WHAT IS EXPECTED |
Output the lines of the entries below beginning at the one with "Convert this screenshot" and ending with the last, exactly as written and without pictures.

PROVIDED RECORDS |

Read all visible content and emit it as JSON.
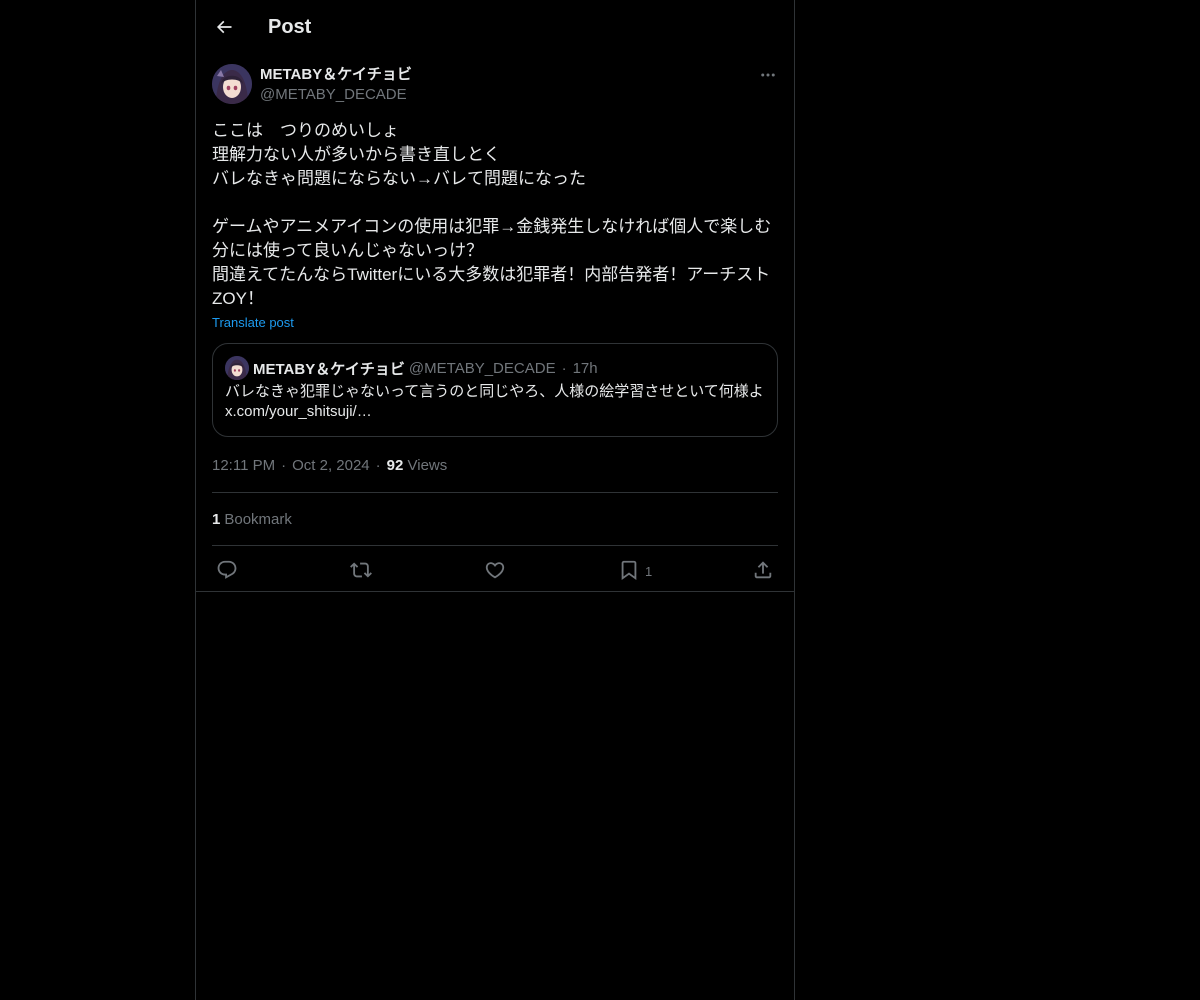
{
  "header": {
    "title": "Post"
  },
  "post": {
    "author_name": "METABY＆ケイチョビ",
    "author_handle": "@METABY_DECADE",
    "text": "ここは　つりのめいしょ\n理解力ない人が多いから書き直しとく\nバレなきゃ問題にならない→バレて問題になった\n\nゲームやアニメアイコンの使用は犯罪→金銭発生しなければ個人で楽しむ分には使って良いんじゃないっけ？\n間違えてたんならTwitterにいる大多数は犯罪者！内部告発者！アーチストZOY！",
    "translate_label": "Translate post",
    "quote": {
      "author_name": "METABY＆ケイチョビ",
      "author_handle": "@METABY_DECADE",
      "separator": "·",
      "time": "17h",
      "text": "バレなきゃ犯罪じゃないって言うのと同じやろ、人様の絵学習させといて何様よ\nx.com/your_shitsuji/…"
    },
    "meta": {
      "time": "12:11 PM",
      "separator": "·",
      "date": "Oct 2, 2024",
      "views_count": "92",
      "views_label": "Views"
    },
    "bookmarks": {
      "count": "1",
      "label": "Bookmark"
    },
    "actions": {
      "bookmark_count": "1"
    }
  },
  "colors": {
    "background": "#000000",
    "text": "#e7e9ea",
    "secondary": "#71767b",
    "accent": "#1d9bf0",
    "border": "#2f3336"
  },
  "icons": [
    "back-arrow-icon",
    "more-icon",
    "reply-icon",
    "repost-icon",
    "like-icon",
    "bookmark-icon",
    "share-icon"
  ]
}
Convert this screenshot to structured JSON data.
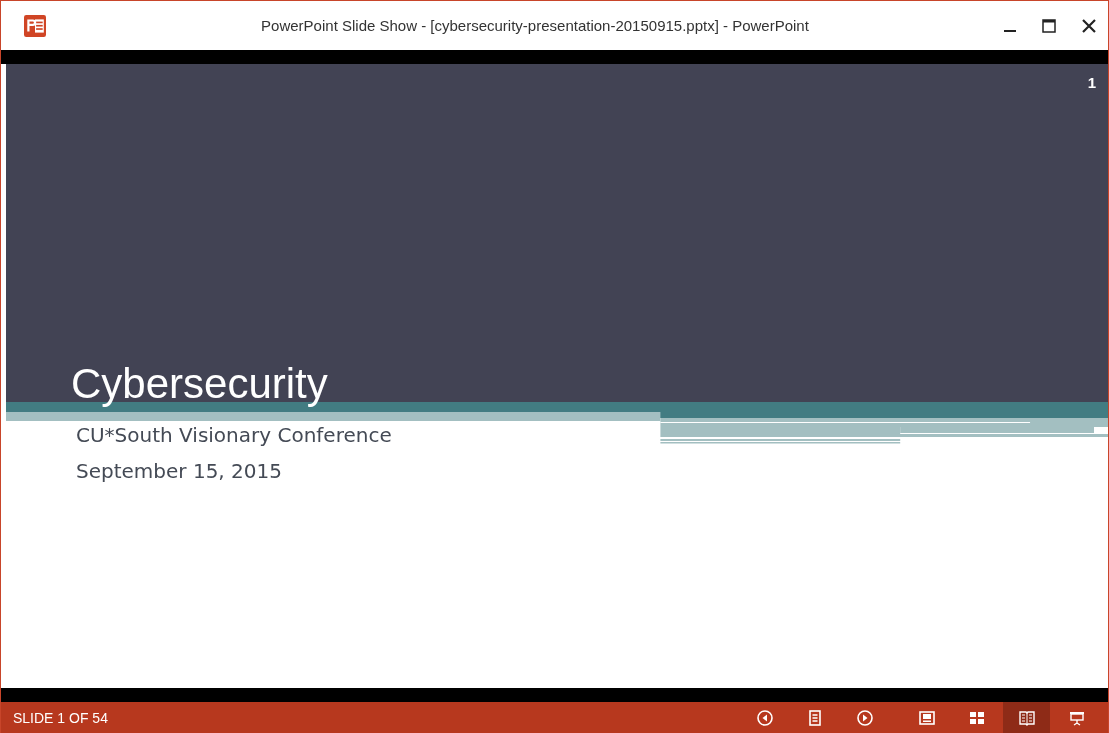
{
  "window": {
    "title": "PowerPoint Slide Show - [cybersecurity-presentation-20150915.pptx] - PowerPoint"
  },
  "slide": {
    "number": "1",
    "title": "Cybersecurity",
    "subtitle_lines": [
      "CU*South Visionary Conference",
      "September 15, 2015"
    ]
  },
  "status_bar": {
    "slide_counter": "SLIDE 1 OF 54",
    "buttons": [
      {
        "kind": "previous",
        "selected": false
      },
      {
        "kind": "notes",
        "selected": false
      },
      {
        "kind": "next",
        "selected": false
      },
      {
        "kind": "normal",
        "selected": false
      },
      {
        "kind": "sorter",
        "selected": false
      },
      {
        "kind": "reading",
        "selected": true
      },
      {
        "kind": "slideshow",
        "selected": false
      }
    ]
  }
}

RESULT OF THE TASK |
Convert this screenshot to structured JSON data.
{
  "window": {
    "title": "PowerPoint Slide Show - [cybersecurity-presentation-20150915.pptx] - PowerPoint"
  },
  "slide": {
    "number": "1",
    "title": "Cybersecurity",
    "subtitle_lines": [
      "CU*South Visionary Conference",
      "September 15, 2015"
    ]
  },
  "status_bar": {
    "slide_counter": "SLIDE 1 OF 54",
    "buttons": [
      {
        "kind": "previous",
        "selected": false
      },
      {
        "kind": "notes",
        "selected": false
      },
      {
        "kind": "next",
        "selected": false
      },
      {
        "kind": "normal",
        "selected": false
      },
      {
        "kind": "sorter",
        "selected": false
      },
      {
        "kind": "reading",
        "selected": true
      },
      {
        "kind": "slideshow",
        "selected": false
      }
    ]
  }
}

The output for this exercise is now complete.